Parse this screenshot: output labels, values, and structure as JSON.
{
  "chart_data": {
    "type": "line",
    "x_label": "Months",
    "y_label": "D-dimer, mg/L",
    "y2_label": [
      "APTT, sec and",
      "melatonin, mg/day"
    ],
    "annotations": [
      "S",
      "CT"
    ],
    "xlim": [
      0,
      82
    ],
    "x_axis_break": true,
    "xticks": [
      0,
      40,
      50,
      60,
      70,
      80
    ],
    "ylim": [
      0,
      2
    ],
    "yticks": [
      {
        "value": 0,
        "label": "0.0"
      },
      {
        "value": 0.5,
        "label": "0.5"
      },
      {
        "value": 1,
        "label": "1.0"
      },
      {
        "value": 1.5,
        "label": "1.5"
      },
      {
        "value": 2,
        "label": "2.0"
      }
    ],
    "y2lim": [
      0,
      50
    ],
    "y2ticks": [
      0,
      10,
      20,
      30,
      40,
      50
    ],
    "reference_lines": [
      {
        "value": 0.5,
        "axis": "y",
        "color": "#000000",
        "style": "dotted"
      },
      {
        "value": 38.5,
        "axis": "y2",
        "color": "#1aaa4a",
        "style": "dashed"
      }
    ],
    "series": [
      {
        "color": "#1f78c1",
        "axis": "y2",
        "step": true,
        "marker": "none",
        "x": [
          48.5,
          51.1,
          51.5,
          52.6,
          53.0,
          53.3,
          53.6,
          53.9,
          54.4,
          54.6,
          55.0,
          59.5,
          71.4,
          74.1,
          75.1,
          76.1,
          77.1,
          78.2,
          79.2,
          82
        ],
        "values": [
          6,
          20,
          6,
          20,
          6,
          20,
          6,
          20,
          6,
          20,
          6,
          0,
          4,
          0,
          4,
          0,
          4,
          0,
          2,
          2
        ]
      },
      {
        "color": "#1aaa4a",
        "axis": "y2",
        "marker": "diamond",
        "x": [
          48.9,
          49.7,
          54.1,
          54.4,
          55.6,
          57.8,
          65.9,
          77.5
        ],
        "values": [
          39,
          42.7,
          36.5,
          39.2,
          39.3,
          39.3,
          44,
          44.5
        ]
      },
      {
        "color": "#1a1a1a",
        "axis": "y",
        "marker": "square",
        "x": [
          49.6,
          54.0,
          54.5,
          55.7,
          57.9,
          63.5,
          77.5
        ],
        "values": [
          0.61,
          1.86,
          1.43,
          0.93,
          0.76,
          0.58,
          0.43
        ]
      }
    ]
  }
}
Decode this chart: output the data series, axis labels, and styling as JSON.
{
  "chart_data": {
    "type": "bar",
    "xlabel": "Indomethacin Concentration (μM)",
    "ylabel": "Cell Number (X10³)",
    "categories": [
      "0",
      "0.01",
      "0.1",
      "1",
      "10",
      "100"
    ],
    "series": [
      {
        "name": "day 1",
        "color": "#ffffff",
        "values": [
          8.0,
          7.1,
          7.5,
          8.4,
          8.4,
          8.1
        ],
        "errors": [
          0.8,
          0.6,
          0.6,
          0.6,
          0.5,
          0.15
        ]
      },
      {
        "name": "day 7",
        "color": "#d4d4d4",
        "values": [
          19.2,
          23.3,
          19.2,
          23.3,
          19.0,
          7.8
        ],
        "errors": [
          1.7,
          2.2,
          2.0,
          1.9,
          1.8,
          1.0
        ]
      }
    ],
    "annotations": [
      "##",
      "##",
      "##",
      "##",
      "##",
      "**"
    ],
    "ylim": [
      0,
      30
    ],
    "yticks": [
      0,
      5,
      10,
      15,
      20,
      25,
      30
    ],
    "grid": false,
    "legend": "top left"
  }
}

* Written instruction: Please set down all the data word for word.

* Solved problem:
Parse this screenshot: output labels, values, and structure as JSON.
{
  "chart_data": {
    "type": "line",
    "x_label": "Months",
    "y_label": "D-dimer, mg/L",
    "y2_label": [
      "APTT, sec and",
      "melatonin, mg/day"
    ],
    "annotations": [
      "S",
      "CT"
    ],
    "xlim": [
      0,
      82
    ],
    "x_axis_break": true,
    "xticks": [
      0,
      40,
      50,
      60,
      70,
      80
    ],
    "ylim": [
      0,
      2
    ],
    "yticks": [
      {
        "value": 0,
        "label": "0.0"
      },
      {
        "value": 0.5,
        "label": "0.5"
      },
      {
        "value": 1,
        "label": "1.0"
      },
      {
        "value": 1.5,
        "label": "1.5"
      },
      {
        "value": 2,
        "label": "2.0"
      }
    ],
    "y2lim": [
      0,
      50
    ],
    "y2ticks": [
      0,
      10,
      20,
      30,
      40,
      50
    ],
    "reference_lines": [
      {
        "value": 0.5,
        "axis": "y",
        "color": "#000000",
        "style": "dotted"
      },
      {
        "value": 38.5,
        "axis": "y2",
        "color": "#1aaa4a",
        "style": "dashed"
      }
    ],
    "series": [
      {
        "color": "#1f78c1",
        "axis": "y2",
        "step": true,
        "marker": "none",
        "x": [
          48.5,
          51.1,
          51.5,
          52.6,
          53.0,
          53.3,
          53.6,
          53.9,
          54.4,
          54.6,
          55.0,
          59.5,
          71.4,
          74.1,
          75.1,
          76.1,
          77.1,
          78.2,
          79.2,
          82
        ],
        "values": [
          6,
          20,
          6,
          20,
          6,
          20,
          6,
          20,
          6,
          20,
          6,
          0,
          4,
          0,
          4,
          0,
          4,
          0,
          2,
          2
        ]
      },
      {
        "color": "#1aaa4a",
        "axis": "y2",
        "marker": "diamond",
        "x": [
          48.9,
          49.7,
          54.1,
          54.4,
          55.6,
          57.8,
          65.9,
          77.5
        ],
        "values": [
          39,
          42.7,
          36.5,
          39.2,
          39.3,
          39.3,
          44,
          44.5
        ]
      },
      {
        "color": "#1a1a1a",
        "axis": "y",
        "marker": "square",
        "x": [
          49.6,
          54.0,
          54.5,
          55.7,
          57.9,
          63.5,
          77.5
        ],
        "values": [
          0.61,
          1.86,
          1.43,
          0.93,
          0.76,
          0.58,
          0.43
        ]
      }
    ]
  }
}
Decode this chart: output the data series, axis labels, and styling as JSON.
{
  "chart_data": {
    "type": "bar",
    "xlabel": "Indomethacin Concentration (μM)",
    "ylabel": "Cell Number (X10³)",
    "categories": [
      "0",
      "0.01",
      "0.1",
      "1",
      "10",
      "100"
    ],
    "series": [
      {
        "name": "day 1",
        "color": "#ffffff",
        "values": [
          8.0,
          7.1,
          7.5,
          8.4,
          8.4,
          8.1
        ],
        "errors": [
          0.8,
          0.6,
          0.6,
          0.6,
          0.5,
          0.15
        ]
      },
      {
        "name": "day 7",
        "color": "#d4d4d4",
        "values": [
          19.2,
          23.3,
          19.2,
          23.3,
          19.0,
          7.8
        ],
        "errors": [
          1.7,
          2.2,
          2.0,
          1.9,
          1.8,
          1.0
        ]
      }
    ],
    "annotations": [
      "##",
      "##",
      "##",
      "##",
      "##",
      "**"
    ],
    "ylim": [
      0,
      30
    ],
    "yticks": [
      0,
      5,
      10,
      15,
      20,
      25,
      30
    ],
    "grid": false,
    "legend": "top left"
  }
}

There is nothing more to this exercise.